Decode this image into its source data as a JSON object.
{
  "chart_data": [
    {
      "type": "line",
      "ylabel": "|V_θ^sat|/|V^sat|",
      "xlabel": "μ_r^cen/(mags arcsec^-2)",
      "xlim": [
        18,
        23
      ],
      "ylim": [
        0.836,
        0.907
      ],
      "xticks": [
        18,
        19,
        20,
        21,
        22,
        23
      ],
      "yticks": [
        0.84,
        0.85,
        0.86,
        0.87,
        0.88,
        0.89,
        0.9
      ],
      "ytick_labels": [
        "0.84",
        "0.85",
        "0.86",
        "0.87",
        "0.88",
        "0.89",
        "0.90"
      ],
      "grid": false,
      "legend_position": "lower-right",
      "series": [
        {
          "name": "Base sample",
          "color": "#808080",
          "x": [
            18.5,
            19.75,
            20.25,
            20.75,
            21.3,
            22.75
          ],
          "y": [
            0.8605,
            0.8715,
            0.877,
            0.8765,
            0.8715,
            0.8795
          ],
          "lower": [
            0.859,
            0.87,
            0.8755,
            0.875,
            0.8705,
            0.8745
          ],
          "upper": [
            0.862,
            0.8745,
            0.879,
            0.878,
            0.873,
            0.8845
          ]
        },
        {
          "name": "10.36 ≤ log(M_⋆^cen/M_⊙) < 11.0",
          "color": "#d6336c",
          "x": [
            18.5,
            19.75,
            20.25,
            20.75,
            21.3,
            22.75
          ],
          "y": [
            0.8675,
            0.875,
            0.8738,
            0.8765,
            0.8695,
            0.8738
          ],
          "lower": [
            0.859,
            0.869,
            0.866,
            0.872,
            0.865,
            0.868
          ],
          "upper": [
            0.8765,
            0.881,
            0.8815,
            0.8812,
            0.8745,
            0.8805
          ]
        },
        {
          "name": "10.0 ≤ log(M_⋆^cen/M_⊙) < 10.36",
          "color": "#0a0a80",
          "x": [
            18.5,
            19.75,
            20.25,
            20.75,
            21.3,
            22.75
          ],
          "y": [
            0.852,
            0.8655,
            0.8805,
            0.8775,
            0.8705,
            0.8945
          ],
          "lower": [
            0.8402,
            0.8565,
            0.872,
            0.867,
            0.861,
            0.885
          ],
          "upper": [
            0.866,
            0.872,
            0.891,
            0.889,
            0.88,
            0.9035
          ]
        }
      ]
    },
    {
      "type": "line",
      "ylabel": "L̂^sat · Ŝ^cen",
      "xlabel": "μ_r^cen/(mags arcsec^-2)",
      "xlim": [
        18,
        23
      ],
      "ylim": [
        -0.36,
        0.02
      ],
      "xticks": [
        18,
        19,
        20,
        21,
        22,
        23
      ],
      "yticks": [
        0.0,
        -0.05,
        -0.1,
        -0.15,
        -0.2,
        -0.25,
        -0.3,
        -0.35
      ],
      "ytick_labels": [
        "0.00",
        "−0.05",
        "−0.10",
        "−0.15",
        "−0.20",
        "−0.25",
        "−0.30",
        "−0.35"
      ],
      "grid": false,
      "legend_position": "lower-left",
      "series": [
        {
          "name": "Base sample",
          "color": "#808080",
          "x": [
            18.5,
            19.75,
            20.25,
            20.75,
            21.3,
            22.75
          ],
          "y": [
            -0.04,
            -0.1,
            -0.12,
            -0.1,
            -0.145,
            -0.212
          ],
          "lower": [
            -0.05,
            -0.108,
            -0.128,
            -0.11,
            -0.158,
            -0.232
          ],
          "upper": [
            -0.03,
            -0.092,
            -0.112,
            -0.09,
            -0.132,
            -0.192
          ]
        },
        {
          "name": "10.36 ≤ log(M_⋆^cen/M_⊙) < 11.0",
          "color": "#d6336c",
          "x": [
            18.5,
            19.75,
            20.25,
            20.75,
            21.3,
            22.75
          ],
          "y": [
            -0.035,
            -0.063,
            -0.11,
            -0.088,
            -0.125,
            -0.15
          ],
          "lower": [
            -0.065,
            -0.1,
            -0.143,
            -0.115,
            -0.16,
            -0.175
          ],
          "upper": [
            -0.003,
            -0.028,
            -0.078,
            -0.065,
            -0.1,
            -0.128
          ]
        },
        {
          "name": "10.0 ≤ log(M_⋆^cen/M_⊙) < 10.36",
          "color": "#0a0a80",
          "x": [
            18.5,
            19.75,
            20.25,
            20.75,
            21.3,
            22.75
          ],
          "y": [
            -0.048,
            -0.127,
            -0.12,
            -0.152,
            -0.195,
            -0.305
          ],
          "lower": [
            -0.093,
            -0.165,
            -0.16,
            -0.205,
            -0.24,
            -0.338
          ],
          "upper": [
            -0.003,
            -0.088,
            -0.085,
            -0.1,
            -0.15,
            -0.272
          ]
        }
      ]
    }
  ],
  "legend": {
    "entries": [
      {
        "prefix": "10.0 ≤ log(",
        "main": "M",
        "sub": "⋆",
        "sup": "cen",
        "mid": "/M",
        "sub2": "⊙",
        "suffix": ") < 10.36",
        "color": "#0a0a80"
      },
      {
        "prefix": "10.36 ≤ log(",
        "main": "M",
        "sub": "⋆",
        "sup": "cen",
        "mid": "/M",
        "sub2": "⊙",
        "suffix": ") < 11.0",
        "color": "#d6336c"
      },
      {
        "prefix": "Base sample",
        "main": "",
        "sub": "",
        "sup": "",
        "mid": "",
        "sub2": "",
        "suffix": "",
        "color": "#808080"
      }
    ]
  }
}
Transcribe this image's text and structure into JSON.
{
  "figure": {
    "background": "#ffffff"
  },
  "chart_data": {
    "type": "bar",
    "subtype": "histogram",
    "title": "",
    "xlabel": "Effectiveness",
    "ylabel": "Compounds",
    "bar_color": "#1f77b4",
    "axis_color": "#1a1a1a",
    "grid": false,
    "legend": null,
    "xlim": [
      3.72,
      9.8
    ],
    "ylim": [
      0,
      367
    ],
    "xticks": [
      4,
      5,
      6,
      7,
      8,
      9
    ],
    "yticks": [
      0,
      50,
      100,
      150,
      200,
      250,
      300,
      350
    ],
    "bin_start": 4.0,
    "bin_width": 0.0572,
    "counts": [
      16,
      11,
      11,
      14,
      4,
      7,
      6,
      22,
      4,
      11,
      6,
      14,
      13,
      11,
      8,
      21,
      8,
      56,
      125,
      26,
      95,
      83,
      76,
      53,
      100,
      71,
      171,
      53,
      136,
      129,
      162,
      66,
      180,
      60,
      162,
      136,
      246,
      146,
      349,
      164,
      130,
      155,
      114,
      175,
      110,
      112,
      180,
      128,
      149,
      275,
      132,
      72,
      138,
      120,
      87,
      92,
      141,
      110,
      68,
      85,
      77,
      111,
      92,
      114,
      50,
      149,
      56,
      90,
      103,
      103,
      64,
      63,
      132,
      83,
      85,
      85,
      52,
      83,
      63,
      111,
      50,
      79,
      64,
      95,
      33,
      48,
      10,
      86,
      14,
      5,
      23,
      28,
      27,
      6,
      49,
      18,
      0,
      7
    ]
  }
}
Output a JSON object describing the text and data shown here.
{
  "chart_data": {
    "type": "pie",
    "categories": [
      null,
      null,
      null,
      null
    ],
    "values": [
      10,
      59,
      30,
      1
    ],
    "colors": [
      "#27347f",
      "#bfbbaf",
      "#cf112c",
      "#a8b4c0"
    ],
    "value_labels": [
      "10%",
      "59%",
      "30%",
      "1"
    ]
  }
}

※

▶ _Requirements_
Please retype, exactly as written, every line from the line containing "Output a JSON" through the last line of the records above, including both of those lines, and nothing else.

▶ _Answer for the task_
Output a JSON object describing the text and data shown here.
{
  "chart_data": {
    "type": "pie",
    "categories": [
      null,
      null,
      null,
      null
    ],
    "values": [
      10,
      59,
      30,
      1
    ],
    "colors": [
      "#27347f",
      "#bfbbaf",
      "#cf112c",
      "#a8b4c0"
    ],
    "value_labels": [
      "10%",
      "59%",
      "30%",
      "1"
    ]
  }
}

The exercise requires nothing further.